▶ [Exercise directions]: List every row below that contains the word "Federal", copying each one in full, and count a row only if the word appears there with the same capitalization.
----------
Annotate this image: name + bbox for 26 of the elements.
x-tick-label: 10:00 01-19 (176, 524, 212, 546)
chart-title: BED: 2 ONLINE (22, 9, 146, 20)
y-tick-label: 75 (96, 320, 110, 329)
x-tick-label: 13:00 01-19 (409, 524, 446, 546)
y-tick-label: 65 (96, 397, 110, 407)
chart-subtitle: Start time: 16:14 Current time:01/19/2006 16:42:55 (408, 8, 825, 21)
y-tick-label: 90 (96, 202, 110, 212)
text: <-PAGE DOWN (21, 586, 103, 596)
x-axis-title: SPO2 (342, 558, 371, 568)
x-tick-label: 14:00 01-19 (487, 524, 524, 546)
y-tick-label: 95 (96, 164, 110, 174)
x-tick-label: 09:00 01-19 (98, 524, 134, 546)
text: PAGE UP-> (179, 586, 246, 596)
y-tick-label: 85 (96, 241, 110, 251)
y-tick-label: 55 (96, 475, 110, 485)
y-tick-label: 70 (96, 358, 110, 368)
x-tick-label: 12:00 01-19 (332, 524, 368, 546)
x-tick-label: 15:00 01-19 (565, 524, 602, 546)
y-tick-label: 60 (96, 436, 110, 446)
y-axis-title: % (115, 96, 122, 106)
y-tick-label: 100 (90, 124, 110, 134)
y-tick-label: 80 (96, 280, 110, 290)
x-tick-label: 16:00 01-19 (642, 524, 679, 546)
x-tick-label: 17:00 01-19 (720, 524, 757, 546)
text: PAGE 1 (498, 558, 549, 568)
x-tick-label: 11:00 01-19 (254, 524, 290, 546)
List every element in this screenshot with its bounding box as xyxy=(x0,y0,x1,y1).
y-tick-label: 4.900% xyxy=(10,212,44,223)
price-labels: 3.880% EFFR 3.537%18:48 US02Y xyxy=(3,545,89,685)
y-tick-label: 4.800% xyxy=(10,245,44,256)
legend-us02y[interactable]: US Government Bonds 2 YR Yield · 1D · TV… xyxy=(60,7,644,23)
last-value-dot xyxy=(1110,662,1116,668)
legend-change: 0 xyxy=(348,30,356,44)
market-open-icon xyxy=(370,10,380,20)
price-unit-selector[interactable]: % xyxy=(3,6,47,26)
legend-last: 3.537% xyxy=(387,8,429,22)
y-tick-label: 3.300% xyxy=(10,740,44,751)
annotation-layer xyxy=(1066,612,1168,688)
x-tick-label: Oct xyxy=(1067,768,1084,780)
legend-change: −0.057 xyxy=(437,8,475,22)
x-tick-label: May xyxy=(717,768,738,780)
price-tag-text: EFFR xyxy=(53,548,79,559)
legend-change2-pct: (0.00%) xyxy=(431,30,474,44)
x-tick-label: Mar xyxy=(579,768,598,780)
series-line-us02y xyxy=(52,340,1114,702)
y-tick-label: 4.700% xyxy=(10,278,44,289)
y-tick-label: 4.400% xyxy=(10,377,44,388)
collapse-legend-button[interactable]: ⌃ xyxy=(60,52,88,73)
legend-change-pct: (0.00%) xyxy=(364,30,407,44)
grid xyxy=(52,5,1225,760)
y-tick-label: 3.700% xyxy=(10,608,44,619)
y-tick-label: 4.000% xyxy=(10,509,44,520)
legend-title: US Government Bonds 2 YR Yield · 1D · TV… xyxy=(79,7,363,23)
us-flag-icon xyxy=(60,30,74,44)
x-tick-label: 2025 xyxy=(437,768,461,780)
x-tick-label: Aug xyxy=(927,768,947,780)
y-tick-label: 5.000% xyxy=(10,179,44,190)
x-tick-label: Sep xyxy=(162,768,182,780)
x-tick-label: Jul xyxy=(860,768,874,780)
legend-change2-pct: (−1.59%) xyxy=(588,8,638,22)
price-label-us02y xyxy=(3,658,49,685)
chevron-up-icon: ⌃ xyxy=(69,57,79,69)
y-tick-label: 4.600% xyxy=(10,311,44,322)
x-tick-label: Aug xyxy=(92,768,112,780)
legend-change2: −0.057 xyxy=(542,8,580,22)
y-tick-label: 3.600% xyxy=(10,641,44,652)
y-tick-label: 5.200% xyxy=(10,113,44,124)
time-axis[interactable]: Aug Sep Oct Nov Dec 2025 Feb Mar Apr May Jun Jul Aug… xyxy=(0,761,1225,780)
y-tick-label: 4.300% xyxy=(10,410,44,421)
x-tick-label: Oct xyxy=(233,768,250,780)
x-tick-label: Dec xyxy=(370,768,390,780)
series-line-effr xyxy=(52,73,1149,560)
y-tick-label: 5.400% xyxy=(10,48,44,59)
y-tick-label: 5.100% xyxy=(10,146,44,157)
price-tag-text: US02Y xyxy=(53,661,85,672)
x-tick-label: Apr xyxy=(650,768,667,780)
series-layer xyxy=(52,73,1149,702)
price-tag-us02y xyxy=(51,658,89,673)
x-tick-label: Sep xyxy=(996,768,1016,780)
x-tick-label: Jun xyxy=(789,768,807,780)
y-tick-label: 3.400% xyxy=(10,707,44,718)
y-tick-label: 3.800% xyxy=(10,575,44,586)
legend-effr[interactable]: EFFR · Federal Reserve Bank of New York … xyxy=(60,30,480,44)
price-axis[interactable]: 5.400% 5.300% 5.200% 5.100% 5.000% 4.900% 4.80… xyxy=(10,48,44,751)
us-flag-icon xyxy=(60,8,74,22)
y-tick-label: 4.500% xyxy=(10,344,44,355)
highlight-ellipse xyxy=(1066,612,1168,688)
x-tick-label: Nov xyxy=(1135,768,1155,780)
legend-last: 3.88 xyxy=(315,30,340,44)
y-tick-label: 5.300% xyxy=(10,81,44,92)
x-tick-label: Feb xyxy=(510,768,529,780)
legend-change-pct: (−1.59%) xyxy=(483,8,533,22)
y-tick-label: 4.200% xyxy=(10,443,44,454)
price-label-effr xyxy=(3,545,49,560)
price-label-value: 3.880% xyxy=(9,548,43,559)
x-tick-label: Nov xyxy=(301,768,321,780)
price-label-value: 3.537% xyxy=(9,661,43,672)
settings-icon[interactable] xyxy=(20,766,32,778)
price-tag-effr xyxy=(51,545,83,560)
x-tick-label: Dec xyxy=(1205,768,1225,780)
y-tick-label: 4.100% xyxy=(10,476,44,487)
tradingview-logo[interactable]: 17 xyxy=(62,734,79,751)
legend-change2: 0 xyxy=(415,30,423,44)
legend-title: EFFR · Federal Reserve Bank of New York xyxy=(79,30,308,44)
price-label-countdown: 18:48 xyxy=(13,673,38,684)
----------
▶ [Solution]:
legend-effr[interactable]: EFFR · Federal Reserve Bank of New York … xyxy=(60,30,480,44)
legend-title: EFFR · Federal Reserve Bank of New York xyxy=(79,30,308,44)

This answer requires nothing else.